-- START Text shown --
Why Do Disposal Stocks Appear? The Logic Behind Abnormal Trading
Disposal stocks are essentially a risk control mechanism implemented by regulatory authorities. When a stock exhibits abnormal trading behavior in the short term — including excessive price swings, unusually high turnover rates, or sudden surges in trading volume — the Taiwan Stock Exchange will impose temporary restrictions.
The process is gradual, not immediate. Stocks are usually first flagged as “Attention Stocks” as a warning, with no trading restrictions at this stage. If abnormal trading continues, the stock is upgraded to “Warning Stocks,” and eventually, it enters the “Disposal Stock” phase, where trading restrictions are fully enforced.
From actual data, in December 2023 alone, over ten stocks on the Taiwan Exchange entered the disposal list simultaneously, including Evergrande, Lishan, and Hongguang, indicating that such situations are not rare.
The Three Stages of Trading Restrictions for Disposal Stocks
Once a stock is listed as a disposal stock, it faces different levels of trading constraints depending on the severity of the abnormality.
The first stage of disposal has relatively mild restrictions: trade matching times are extended to every 5 minutes, and trades exceeding 10 lots or a total of over 30 lots require “pre-placed orders” (full pre-locked funds). Margin trading and short selling are suspended. This contrasts sharply with normal stocks, which follow the T+2 settlement.
If these measures do not curb the abnormal volatility, the stock moves into the second stage of disposal — matching times are extended to every 20 minutes, and all trades, regardless of size, must use pre-placed orders. This significantly reduces trading volume and liquidity.
Typically, the disposal period lasts for 10 trading days, but if the proportion of intraday offset trades exceeds 60%, the period extends to 12 trading days. After the period ends, restrictions are lifted.
Comparison of Restrictions
Why Do Some Say “Disposal Stocks Keep Rising the More They Are Restricted”?
There is a common belief that “disposal stocks tend to surge more the longer they are restricted,” and there is some logic behind this.
Many stocks that are flagged as disposal stocks are often hot stocks with strong upward momentum beforehand. Once in the disposal phase, due to increased trading difficulty and reduced liquidity, retail investors find it harder to enter, while institutional funds’ movements become more transparent and easier to track. After restrictions are lifted, the accumulated positions can trigger a new wave of upward movement.
However, this logic is not always consistent. For example, Wifon Electronics (6756) entered disposal status in 2021, went through first and second disposal phases, and ultimately gained 24% in stock price. Conversely, Yang Ming (2609), also flagged for large gains, faced a different outcome — after being flagged, it experienced a “cumulative decline over the past 6 days,” and its stock price remained sluggish long-term.
This reminds us of an important fact: the subsequent trend of disposal stocks varies by individual stock, and there is no absolute rule.
How to Assess the Investment Value of Disposal Stocks?
Being flagged as a disposal stock does not mean the company itself has problems — it is merely a temporary label for abnormal trading conditions. Genuine investment decisions should focus on the company’s fundamentals.
-- END Text shown --
-- START Excerpted records --
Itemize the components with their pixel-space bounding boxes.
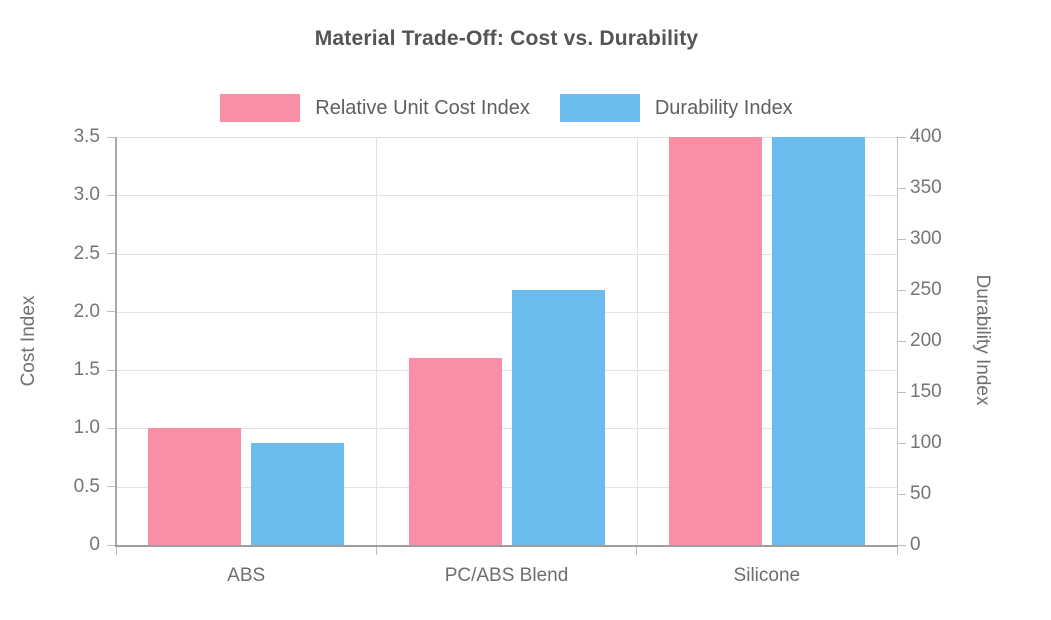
right-tick-label: 100 xyxy=(910,432,942,453)
left-tick-label: 2.5 xyxy=(73,242,100,264)
right-tick-mark xyxy=(897,340,906,342)
right-tick-label: 0 xyxy=(910,534,921,555)
left-tick-label: 1.0 xyxy=(73,417,100,439)
legend-swatch-relative-unit-cost-index xyxy=(220,94,301,122)
chart-title: Material Trade-Off: Cost vs. Durability xyxy=(314,27,699,50)
category-label: Silicone xyxy=(733,565,801,586)
gridline-h xyxy=(116,428,897,430)
bottom-tick-mark xyxy=(375,545,377,555)
category-label: ABS xyxy=(227,565,266,586)
right-tick-mark xyxy=(897,187,906,189)
gridline-h xyxy=(116,370,897,372)
bar-relative-unit-cost-index-pc-abs-blend xyxy=(408,358,502,545)
right-tick-label: 150 xyxy=(910,381,942,402)
right-tick-label: 400 xyxy=(910,126,942,147)
legend: Relative Unit Cost Index Durability Index xyxy=(116,92,897,124)
bar-relative-unit-cost-index-silicone xyxy=(668,137,762,545)
left-tick-mark xyxy=(107,369,116,371)
gridline-v xyxy=(636,137,638,545)
category-label: PC/ABS Blend xyxy=(444,565,569,586)
bar-durability-index-abs xyxy=(251,443,345,545)
right-tick-mark xyxy=(897,493,906,495)
gridline-h xyxy=(116,195,897,197)
gridline-h xyxy=(116,486,897,488)
right-tick-mark xyxy=(897,136,906,138)
y-axis-line-right xyxy=(897,137,898,545)
left-tick-label: 2.0 xyxy=(73,300,100,322)
x-axis-line xyxy=(115,545,898,547)
plot-area: 0 0.5 1.0 1.5 2.0 2.5 3.0 3.5 0 50 100 150 200 250 300… xyxy=(74,126,942,586)
bottom-tick-mark xyxy=(896,545,898,555)
left-tick-mark xyxy=(107,136,116,138)
left-tick-mark xyxy=(107,544,116,546)
right-tick-mark xyxy=(897,289,906,291)
bottom-tick-mark xyxy=(115,545,117,555)
right-tick-label: 200 xyxy=(910,330,942,351)
left-tick-label: 0.5 xyxy=(73,475,100,497)
right-tick-mark xyxy=(897,544,906,546)
bar-relative-unit-cost-index-abs xyxy=(148,428,242,545)
right-tick-label: 300 xyxy=(910,228,942,249)
legend-item-durability-index: Durability Index xyxy=(559,94,793,122)
right-tick-mark xyxy=(897,391,906,393)
left-tick-label: 1.5 xyxy=(73,359,100,381)
right-tick-label: 50 xyxy=(910,483,932,504)
right-tick-label: 350 xyxy=(910,177,942,198)
left-tick-label: 3.0 xyxy=(73,184,100,206)
left-tick-mark xyxy=(107,486,116,488)
legend-swatch-durability-index xyxy=(559,94,640,122)
left-tick-mark xyxy=(107,427,116,429)
gridline-h xyxy=(116,311,897,313)
left-tick-mark xyxy=(107,311,116,313)
left-tick-mark xyxy=(107,194,116,196)
legend-item-relative-unit-cost-index: Relative Unit Cost Index xyxy=(220,94,530,122)
y-axis-line-left xyxy=(115,137,117,545)
left-axis-title: Cost Index xyxy=(18,295,39,387)
gridline-h xyxy=(116,137,897,138)
right-tick-mark xyxy=(897,442,906,444)
right-tick-mark xyxy=(897,238,906,240)
bottom-tick-mark xyxy=(636,545,638,555)
left-tick-label: 0 xyxy=(89,534,100,555)
bar-durability-index-silicone xyxy=(771,137,865,545)
bar-durability-index-pc-abs-blend xyxy=(511,290,605,545)
legend-label: Relative Unit Cost Index xyxy=(315,96,530,119)
left-tick-label: 3.5 xyxy=(73,126,100,147)
right-tick-label: 250 xyxy=(910,279,942,300)
gridline-h xyxy=(116,253,897,255)
left-tick-mark xyxy=(107,253,116,255)
legend-label: Durability Index xyxy=(654,96,793,119)
gridline-v xyxy=(376,137,378,545)
right-axis-title: Durability Index xyxy=(972,274,993,406)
-- END Excerpted records --
Things to do
a) In the disposal stocks text, how often are trades matched during the second stage of disposal?
b) Please duplicate the stretch of the disposal stocks text from "How to Assess" through "the company’s fundamentals.".

Task results
a) Every 20 minutes.

b)
How to Assess the Investment Value of Disposal Stocks?
Being flagged as a disposal stock does not mean the company itself has problems — it is merely a temporary label for abnormal trading conditions. Genuine investment decisions should focus on the company’s fundamentals.